(MATERIALS PROVIDED begins)

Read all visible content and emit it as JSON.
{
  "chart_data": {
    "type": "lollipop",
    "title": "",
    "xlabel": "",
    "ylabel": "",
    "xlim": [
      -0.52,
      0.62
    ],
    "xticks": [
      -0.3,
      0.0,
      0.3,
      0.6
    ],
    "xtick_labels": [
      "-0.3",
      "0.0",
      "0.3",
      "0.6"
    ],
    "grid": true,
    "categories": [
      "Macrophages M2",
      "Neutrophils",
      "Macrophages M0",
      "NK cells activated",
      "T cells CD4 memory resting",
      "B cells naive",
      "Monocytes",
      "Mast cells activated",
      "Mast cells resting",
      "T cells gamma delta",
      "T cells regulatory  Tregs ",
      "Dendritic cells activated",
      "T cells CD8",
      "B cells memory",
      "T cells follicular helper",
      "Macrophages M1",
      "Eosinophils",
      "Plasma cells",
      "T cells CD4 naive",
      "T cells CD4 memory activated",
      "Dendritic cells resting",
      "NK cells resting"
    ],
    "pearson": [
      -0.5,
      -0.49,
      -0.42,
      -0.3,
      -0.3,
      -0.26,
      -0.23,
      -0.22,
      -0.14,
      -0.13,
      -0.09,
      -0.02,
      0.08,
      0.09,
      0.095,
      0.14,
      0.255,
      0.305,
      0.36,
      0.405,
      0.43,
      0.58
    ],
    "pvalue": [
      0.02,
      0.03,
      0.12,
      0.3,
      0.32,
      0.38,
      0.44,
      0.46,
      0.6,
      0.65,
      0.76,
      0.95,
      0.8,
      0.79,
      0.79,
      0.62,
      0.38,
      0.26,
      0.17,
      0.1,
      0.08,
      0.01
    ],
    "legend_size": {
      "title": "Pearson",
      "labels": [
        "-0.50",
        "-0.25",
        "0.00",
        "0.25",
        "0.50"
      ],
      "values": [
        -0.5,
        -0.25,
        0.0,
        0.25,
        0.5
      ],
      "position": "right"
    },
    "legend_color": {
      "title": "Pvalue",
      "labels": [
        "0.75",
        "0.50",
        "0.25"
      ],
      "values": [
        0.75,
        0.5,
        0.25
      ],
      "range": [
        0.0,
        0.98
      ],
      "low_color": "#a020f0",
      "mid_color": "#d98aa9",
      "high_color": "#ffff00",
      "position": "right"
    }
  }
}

(MATERIALS PROVIDED ends)

> _PROBLEM TO SOLVE_
Please repeat the whole listing above, keeping every line exactly as it reads.

> _WRITTEN ANSWER_
Read all visible content and emit it as JSON.
{
  "chart_data": {
    "type": "lollipop",
    "title": "",
    "xlabel": "",
    "ylabel": "",
    "xlim": [
      -0.52,
      0.62
    ],
    "xticks": [
      -0.3,
      0.0,
      0.3,
      0.6
    ],
    "xtick_labels": [
      "-0.3",
      "0.0",
      "0.3",
      "0.6"
    ],
    "grid": true,
    "categories": [
      "Macrophages M2",
      "Neutrophils",
      "Macrophages M0",
      "NK cells activated",
      "T cells CD4 memory resting",
      "B cells naive",
      "Monocytes",
      "Mast cells activated",
      "Mast cells resting",
      "T cells gamma delta",
      "T cells regulatory  Tregs ",
      "Dendritic cells activated",
      "T cells CD8",
      "B cells memory",
      "T cells follicular helper",
      "Macrophages M1",
      "Eosinophils",
      "Plasma cells",
      "T cells CD4 naive",
      "T cells CD4 memory activated",
      "Dendritic cells resting",
      "NK cells resting"
    ],
    "pearson": [
      -0.5,
      -0.49,
      -0.42,
      -0.3,
      -0.3,
      -0.26,
      -0.23,
      -0.22,
      -0.14,
      -0.13,
      -0.09,
      -0.02,
      0.08,
      0.09,
      0.095,
      0.14,
      0.255,
      0.305,
      0.36,
      0.405,
      0.43,
      0.58
    ],
    "pvalue": [
      0.02,
      0.03,
      0.12,
      0.3,
      0.32,
      0.38,
      0.44,
      0.46,
      0.6,
      0.65,
      0.76,
      0.95,
      0.8,
      0.79,
      0.79,
      0.62,
      0.38,
      0.26,
      0.17,
      0.1,
      0.08,
      0.01
    ],
    "legend_size": {
      "title": "Pearson",
      "labels": [
        "-0.50",
        "-0.25",
        "0.00",
        "0.25",
        "0.50"
      ],
      "values": [
        -0.5,
        -0.25,
        0.0,
        0.25,
        0.5
      ],
      "position": "right"
    },
    "legend_color": {
      "title": "Pvalue",
      "labels": [
        "0.75",
        "0.50",
        "0.25"
      ],
      "values": [
        0.75,
        0.5,
        0.25
      ],
      "range": [
        0.0,
        0.98
      ],
      "low_color": "#a020f0",
      "mid_color": "#d98aa9",
      "high_color": "#ffff00",
      "position": "right"
    }
  }
}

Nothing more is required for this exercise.